TASK TO COMPLETE:
In the answer, each line must appear exactly as in the records, and no picture may appear.
##### MATERIAL SHOWN #####
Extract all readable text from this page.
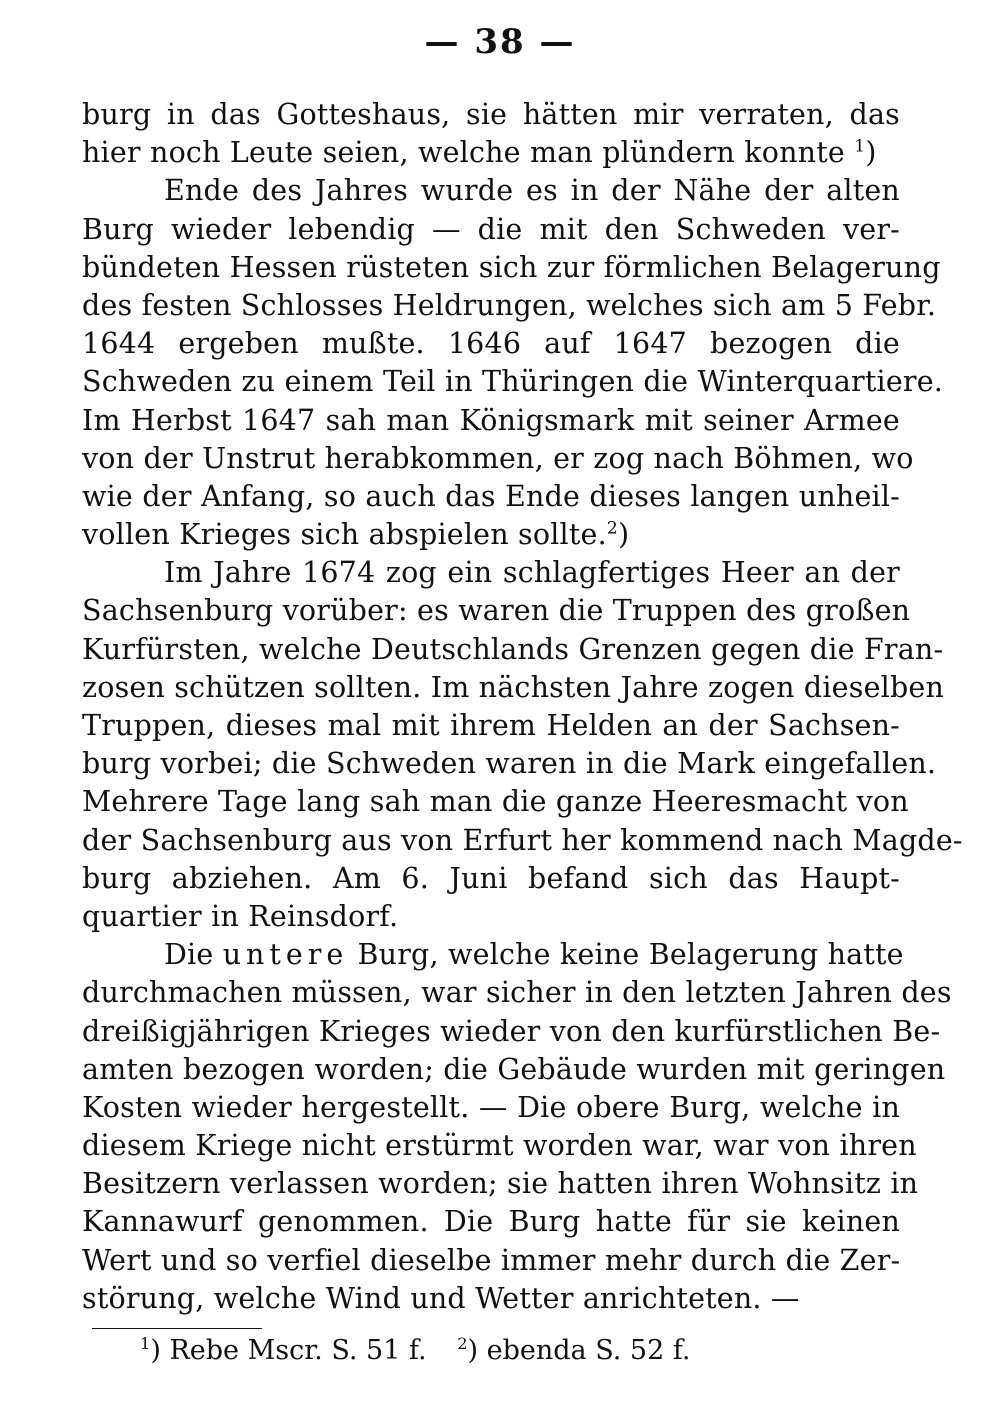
— 38 —
burg in das Gotteshaus, sie hätten mir verraten, das
hier noch Leute seien, welche man plündern konnte $^1$)
Ende des Jahres wurde es in der Nähe der alten
Burg wieder lebendig — die mit den Schweden ver-
bündeten Hessen rüsteten sich zur förmlichen Belagerung
des festen Schlosses Heldrungen, welches sich am 5 Febr.
1644 ergeben mußte. 1646 auf 1647 bezogen die
Schweden zu einem Teil in Thüringen die Winterquartiere.
Im Herbst 1647 sah man Königsmark mit seiner Armee
von der Unstrut herabkommen, er zog nach Böhmen, wo
wie der Anfang, so auch das Ende dieses langen unheil-
vollen Krieges sich abspielen sollte.$^2$)
Im Jahre 1674 zog ein schlagfertiges Heer an der
Sachsenburg vorüber: es waren die Truppen des großen
Kurfürsten, welche Deutschlands Grenzen gegen die Fran-
zosen schützen sollten. Im nächsten Jahre zogen dieselben
Truppen, dieses mal mit ihrem Helden an der Sachsen-
burg vorbei; die Schweden waren in die Mark eingefallen.
Mehrere Tage lang sah man die ganze Heeresmacht von
der Sachsenburg aus von Erfurt her kommend nach Magde-
burg abziehen. Am 6. Juni befand sich das Haupt-
quartier in Reinsdorf.
Die untere Burg, welche keine Belagerung hatte
durchmachen müssen, war sicher in den letzten Jahren des
dreißigjährigen Krieges wieder von den kurfürstlichen Be-
amten bezogen worden; die Gebäude wurden mit geringen
Kosten wieder hergestellt. — Die obere Burg, welche in
diesem Kriege nicht erstürmt worden war, war von ihren
Besitzern verlassen worden; sie hatten ihren Wohnsitz in
Kannawurf genommen. Die Burg hatte für sie keinen
Wert und so verfiel dieselbe immer mehr durch die Zer-
störung, welche Wind und Wetter anrichteten. —
$^1$) Rebe Mscr. S. 51 f. $^2$) ebenda S. 52 f.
#####
YOUR SOLUTION:
Extract all readable text from this page.
— 38 —
burg in das Gotteshaus, sie hätten mir verraten, das
hier noch Leute seien, welche man plündern konnte $^1$)
Ende des Jahres wurde es in der Nähe der alten
Burg wieder lebendig — die mit den Schweden ver-
bündeten Hessen rüsteten sich zur förmlichen Belagerung
des festen Schlosses Heldrungen, welches sich am 5 Febr.
1644 ergeben mußte. 1646 auf 1647 bezogen die
Schweden zu einem Teil in Thüringen die Winterquartiere.
Im Herbst 1647 sah man Königsmark mit seiner Armee
von der Unstrut herabkommen, er zog nach Böhmen, wo
wie der Anfang, so auch das Ende dieses langen unheil-
vollen Krieges sich abspielen sollte.$^2$)
Im Jahre 1674 zog ein schlagfertiges Heer an der
Sachsenburg vorüber: es waren die Truppen des großen
Kurfürsten, welche Deutschlands Grenzen gegen die Fran-
zosen schützen sollten. Im nächsten Jahre zogen dieselben
Truppen, dieses mal mit ihrem Helden an der Sachsen-
burg vorbei; die Schweden waren in die Mark eingefallen.
Mehrere Tage lang sah man die ganze Heeresmacht von
der Sachsenburg aus von Erfurt her kommend nach Magde-
burg abziehen. Am 6. Juni befand sich das Haupt-
quartier in Reinsdorf.
Die untere Burg, welche keine Belagerung hatte
durchmachen müssen, war sicher in den letzten Jahren des
dreißigjährigen Krieges wieder von den kurfürstlichen Be-
amten bezogen worden; die Gebäude wurden mit geringen
Kosten wieder hergestellt. — Die obere Burg, welche in
diesem Kriege nicht erstürmt worden war, war von ihren
Besitzern verlassen worden; sie hatten ihren Wohnsitz in
Kannawurf genommen. Die Burg hatte für sie keinen
Wert und so verfiel dieselbe immer mehr durch die Zer-
störung, welche Wind und Wetter anrichteten. —
$^1$) Rebe Mscr. S. 51 f. $^2$) ebenda S. 52 f.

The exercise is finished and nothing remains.